● Your task
Extract the records in full, leaving every picture out.

Dataset listings of figures:
* * * *

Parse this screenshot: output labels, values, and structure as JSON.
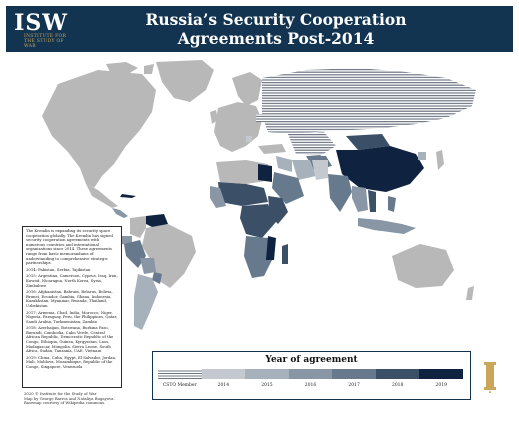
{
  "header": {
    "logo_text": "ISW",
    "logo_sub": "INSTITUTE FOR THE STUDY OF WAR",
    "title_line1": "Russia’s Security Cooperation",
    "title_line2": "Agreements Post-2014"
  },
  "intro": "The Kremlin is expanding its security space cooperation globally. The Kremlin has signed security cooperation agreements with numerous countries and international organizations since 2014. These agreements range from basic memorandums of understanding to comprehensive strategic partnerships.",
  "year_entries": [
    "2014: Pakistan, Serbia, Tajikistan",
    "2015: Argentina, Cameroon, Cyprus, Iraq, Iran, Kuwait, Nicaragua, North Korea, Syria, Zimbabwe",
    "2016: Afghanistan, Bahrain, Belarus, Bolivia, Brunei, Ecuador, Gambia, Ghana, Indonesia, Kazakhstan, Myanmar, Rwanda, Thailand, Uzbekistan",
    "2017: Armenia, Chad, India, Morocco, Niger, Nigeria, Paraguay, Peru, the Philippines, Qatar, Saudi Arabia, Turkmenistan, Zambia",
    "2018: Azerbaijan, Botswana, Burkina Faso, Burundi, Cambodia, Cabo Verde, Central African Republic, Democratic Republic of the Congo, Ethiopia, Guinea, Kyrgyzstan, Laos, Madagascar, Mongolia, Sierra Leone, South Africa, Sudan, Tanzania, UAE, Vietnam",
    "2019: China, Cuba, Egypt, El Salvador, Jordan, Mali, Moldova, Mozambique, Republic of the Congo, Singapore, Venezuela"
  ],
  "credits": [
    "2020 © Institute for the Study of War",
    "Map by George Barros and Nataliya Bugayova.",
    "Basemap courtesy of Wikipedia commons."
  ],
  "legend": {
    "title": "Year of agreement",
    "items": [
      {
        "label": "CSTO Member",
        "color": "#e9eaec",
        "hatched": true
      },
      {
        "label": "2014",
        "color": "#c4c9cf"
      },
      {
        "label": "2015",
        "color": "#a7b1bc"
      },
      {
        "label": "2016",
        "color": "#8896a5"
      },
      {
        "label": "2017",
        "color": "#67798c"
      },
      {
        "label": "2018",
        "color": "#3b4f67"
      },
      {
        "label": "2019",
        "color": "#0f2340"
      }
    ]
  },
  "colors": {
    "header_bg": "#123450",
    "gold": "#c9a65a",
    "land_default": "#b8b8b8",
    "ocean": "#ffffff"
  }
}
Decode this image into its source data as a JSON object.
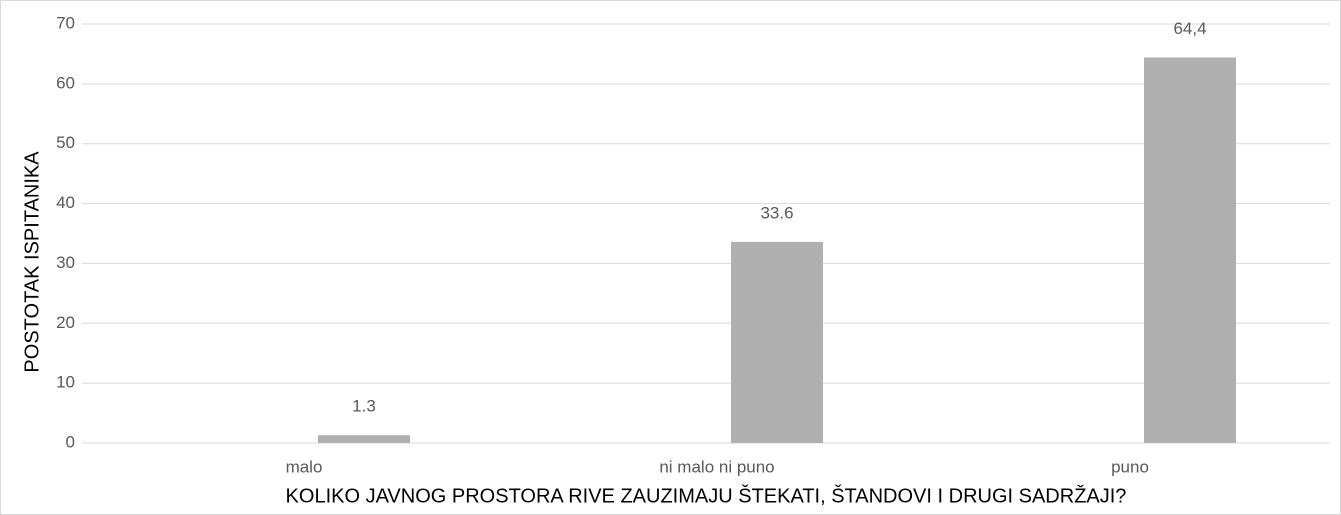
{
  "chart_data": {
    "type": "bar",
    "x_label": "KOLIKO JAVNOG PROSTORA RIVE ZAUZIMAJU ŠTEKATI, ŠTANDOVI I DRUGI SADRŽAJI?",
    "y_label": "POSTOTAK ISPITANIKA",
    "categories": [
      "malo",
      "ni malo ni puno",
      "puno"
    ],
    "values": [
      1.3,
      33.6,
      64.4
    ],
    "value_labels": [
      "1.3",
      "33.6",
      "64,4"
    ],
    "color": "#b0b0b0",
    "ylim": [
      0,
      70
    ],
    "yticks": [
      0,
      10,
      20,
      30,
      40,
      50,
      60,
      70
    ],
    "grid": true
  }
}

* * * *

● Correct result
Parse this screenshot: output labels, values, and structure as JSON.
{
  "header": {
    "logo_text": "ISW",
    "logo_sub": "INSTITUTE FOR THE STUDY OF WAR",
    "title_line1": "Russia’s Security Cooperation",
    "title_line2": "Agreements Post-2014"
  },
  "intro": "The Kremlin is expanding its security space cooperation globally. The Kremlin has signed security cooperation agreements with numerous countries and international organizations since 2014. These agreements range from basic memorandums of understanding to comprehensive strategic partnerships.",
  "year_entries": [
    "2014: Pakistan, Serbia, Tajikistan",
    "2015: Argentina, Cameroon, Cyprus, Iraq, Iran, Kuwait, Nicaragua, North Korea, Syria, Zimbabwe",
    "2016: Afghanistan, Bahrain, Belarus, Bolivia, Brunei, Ecuador, Gambia, Ghana, Indonesia, Kazakhstan, Myanmar, Rwanda, Thailand, Uzbekistan",
    "2017: Armenia, Chad, India, Morocco, Niger, Nigeria, Paraguay, Peru, the Philippines, Qatar, Saudi Arabia, Turkmenistan, Zambia",
    "2018: Azerbaijan, Botswana, Burkina Faso, Burundi, Cambodia, Cabo Verde, Central African Republic, Democratic Republic of the Congo, Ethiopia, Guinea, Kyrgyzstan, Laos, Madagascar, Mongolia, Sierra Leone, South Africa, Sudan, Tanzania, UAE, Vietnam",
    "2019: China, Cuba, Egypt, El Salvador, Jordan, Mali, Moldova, Mozambique, Republic of the Congo, Singapore, Venezuela"
  ],
  "credits": [
    "2020 © Institute for the Study of War",
    "Map by George Barros and Nataliya Bugayova.",
    "Basemap courtesy of Wikipedia commons."
  ],
  "legend": {
    "title": "Year of agreement",
    "items": [
      {
        "label": "CSTO Member",
        "color": "#e9eaec",
        "hatched": true
      },
      {
        "label": "2014",
        "color": "#c4c9cf"
      },
      {
        "label": "2015",
        "color": "#a7b1bc"
      },
      {
        "label": "2016",
        "color": "#8896a5"
      },
      {
        "label": "2017",
        "color": "#67798c"
      },
      {
        "label": "2018",
        "color": "#3b4f67"
      },
      {
        "label": "2019",
        "color": "#0f2340"
      }
    ]
  },
  "colors": {
    "header_bg": "#123450",
    "gold": "#c9a65a",
    "land_default": "#b8b8b8",
    "ocean": "#ffffff"
  }
}
Decode this image into its source data as a JSON object.
{
  "chart_data": {
    "type": "bar",
    "x_label": "KOLIKO JAVNOG PROSTORA RIVE ZAUZIMAJU ŠTEKATI, ŠTANDOVI I DRUGI SADRŽAJI?",
    "y_label": "POSTOTAK ISPITANIKA",
    "categories": [
      "malo",
      "ni malo ni puno",
      "puno"
    ],
    "values": [
      1.3,
      33.6,
      64.4
    ],
    "value_labels": [
      "1.3",
      "33.6",
      "64,4"
    ],
    "color": "#b0b0b0",
    "ylim": [
      0,
      70
    ],
    "yticks": [
      0,
      10,
      20,
      30,
      40,
      50,
      60,
      70
    ],
    "grid": true
  }
}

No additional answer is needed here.